- Short exercise: Reproduce all of the material exactly as shown.

###

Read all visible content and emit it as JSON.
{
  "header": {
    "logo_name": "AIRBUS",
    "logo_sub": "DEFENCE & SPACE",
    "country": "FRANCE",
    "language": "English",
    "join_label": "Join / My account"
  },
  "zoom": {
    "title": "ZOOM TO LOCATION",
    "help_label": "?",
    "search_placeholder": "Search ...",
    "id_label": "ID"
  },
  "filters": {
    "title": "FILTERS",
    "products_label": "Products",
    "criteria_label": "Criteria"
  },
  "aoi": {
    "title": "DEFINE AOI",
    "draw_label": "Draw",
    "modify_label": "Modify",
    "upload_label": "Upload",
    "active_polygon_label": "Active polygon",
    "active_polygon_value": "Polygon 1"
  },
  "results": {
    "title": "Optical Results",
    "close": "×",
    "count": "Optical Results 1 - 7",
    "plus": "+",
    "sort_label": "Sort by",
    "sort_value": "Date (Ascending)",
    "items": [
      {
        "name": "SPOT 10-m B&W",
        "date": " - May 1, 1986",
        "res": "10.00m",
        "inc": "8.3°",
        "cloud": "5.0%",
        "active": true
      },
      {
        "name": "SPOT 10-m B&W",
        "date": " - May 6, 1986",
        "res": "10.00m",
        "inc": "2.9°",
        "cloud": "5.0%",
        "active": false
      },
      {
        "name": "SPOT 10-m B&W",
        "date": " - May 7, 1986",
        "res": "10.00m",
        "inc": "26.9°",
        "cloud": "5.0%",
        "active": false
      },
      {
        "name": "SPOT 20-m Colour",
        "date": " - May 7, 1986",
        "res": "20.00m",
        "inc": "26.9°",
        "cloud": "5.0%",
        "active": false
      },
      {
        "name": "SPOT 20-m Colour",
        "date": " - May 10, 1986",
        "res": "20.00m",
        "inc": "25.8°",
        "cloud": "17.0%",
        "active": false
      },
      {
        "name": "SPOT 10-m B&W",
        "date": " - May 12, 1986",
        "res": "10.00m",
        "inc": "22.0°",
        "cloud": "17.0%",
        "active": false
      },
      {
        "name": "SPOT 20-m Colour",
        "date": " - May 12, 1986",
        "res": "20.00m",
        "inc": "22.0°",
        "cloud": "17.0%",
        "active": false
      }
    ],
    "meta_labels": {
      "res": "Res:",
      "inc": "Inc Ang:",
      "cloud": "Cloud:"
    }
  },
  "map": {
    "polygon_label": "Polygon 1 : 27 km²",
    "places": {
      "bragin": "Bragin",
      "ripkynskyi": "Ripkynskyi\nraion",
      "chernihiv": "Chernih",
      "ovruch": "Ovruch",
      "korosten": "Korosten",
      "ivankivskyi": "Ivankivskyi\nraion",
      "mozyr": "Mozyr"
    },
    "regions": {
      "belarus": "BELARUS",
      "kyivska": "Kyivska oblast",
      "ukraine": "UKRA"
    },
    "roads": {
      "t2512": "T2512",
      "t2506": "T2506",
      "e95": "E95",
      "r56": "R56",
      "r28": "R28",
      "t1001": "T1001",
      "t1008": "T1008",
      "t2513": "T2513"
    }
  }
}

###

- Completed task:
Read all visible content and emit it as JSON.
{
  "header": {
    "logo_name": "AIRBUS",
    "logo_sub": "DEFENCE & SPACE",
    "country": "FRANCE",
    "language": "English",
    "join_label": "Join / My account"
  },
  "zoom": {
    "title": "ZOOM TO LOCATION",
    "help_label": "?",
    "search_placeholder": "Search ...",
    "id_label": "ID"
  },
  "filters": {
    "title": "FILTERS",
    "products_label": "Products",
    "criteria_label": "Criteria"
  },
  "aoi": {
    "title": "DEFINE AOI",
    "draw_label": "Draw",
    "modify_label": "Modify",
    "upload_label": "Upload",
    "active_polygon_label": "Active polygon",
    "active_polygon_value": "Polygon 1"
  },
  "results": {
    "title": "Optical Results",
    "close": "×",
    "count": "Optical Results 1 - 7",
    "plus": "+",
    "sort_label": "Sort by",
    "sort_value": "Date (Ascending)",
    "items": [
      {
        "name": "SPOT 10-m B&W",
        "date": " - May 1, 1986",
        "res": "10.00m",
        "inc": "8.3°",
        "cloud": "5.0%",
        "active": true
      },
      {
        "name": "SPOT 10-m B&W",
        "date": " - May 6, 1986",
        "res": "10.00m",
        "inc": "2.9°",
        "cloud": "5.0%",
        "active": false
      },
      {
        "name": "SPOT 10-m B&W",
        "date": " - May 7, 1986",
        "res": "10.00m",
        "inc": "26.9°",
        "cloud": "5.0%",
        "active": false
      },
      {
        "name": "SPOT 20-m Colour",
        "date": " - May 7, 1986",
        "res": "20.00m",
        "inc": "26.9°",
        "cloud": "5.0%",
        "active": false
      },
      {
        "name": "SPOT 20-m Colour",
        "date": " - May 10, 1986",
        "res": "20.00m",
        "inc": "25.8°",
        "cloud": "17.0%",
        "active": false
      },
      {
        "name": "SPOT 10-m B&W",
        "date": " - May 12, 1986",
        "res": "10.00m",
        "inc": "22.0°",
        "cloud": "17.0%",
        "active": false
      },
      {
        "name": "SPOT 20-m Colour",
        "date": " - May 12, 1986",
        "res": "20.00m",
        "inc": "22.0°",
        "cloud": "17.0%",
        "active": false
      }
    ],
    "meta_labels": {
      "res": "Res:",
      "inc": "Inc Ang:",
      "cloud": "Cloud:"
    }
  },
  "map": {
    "polygon_label": "Polygon 1 : 27 km²",
    "places": {
      "bragin": "Bragin",
      "ripkynskyi": "Ripkynskyi\nraion",
      "chernihiv": "Chernih",
      "ovruch": "Ovruch",
      "korosten": "Korosten",
      "ivankivskyi": "Ivankivskyi\nraion",
      "mozyr": "Mozyr"
    },
    "regions": {
      "belarus": "BELARUS",
      "kyivska": "Kyivska oblast",
      "ukraine": "UKRA"
    },
    "roads": {
      "t2512": "T2512",
      "t2506": "T2506",
      "e95": "E95",
      "r56": "R56",
      "r28": "R28",
      "t1001": "T1001",
      "t1008": "T1008",
      "t2513": "T2513"
    }
  }
}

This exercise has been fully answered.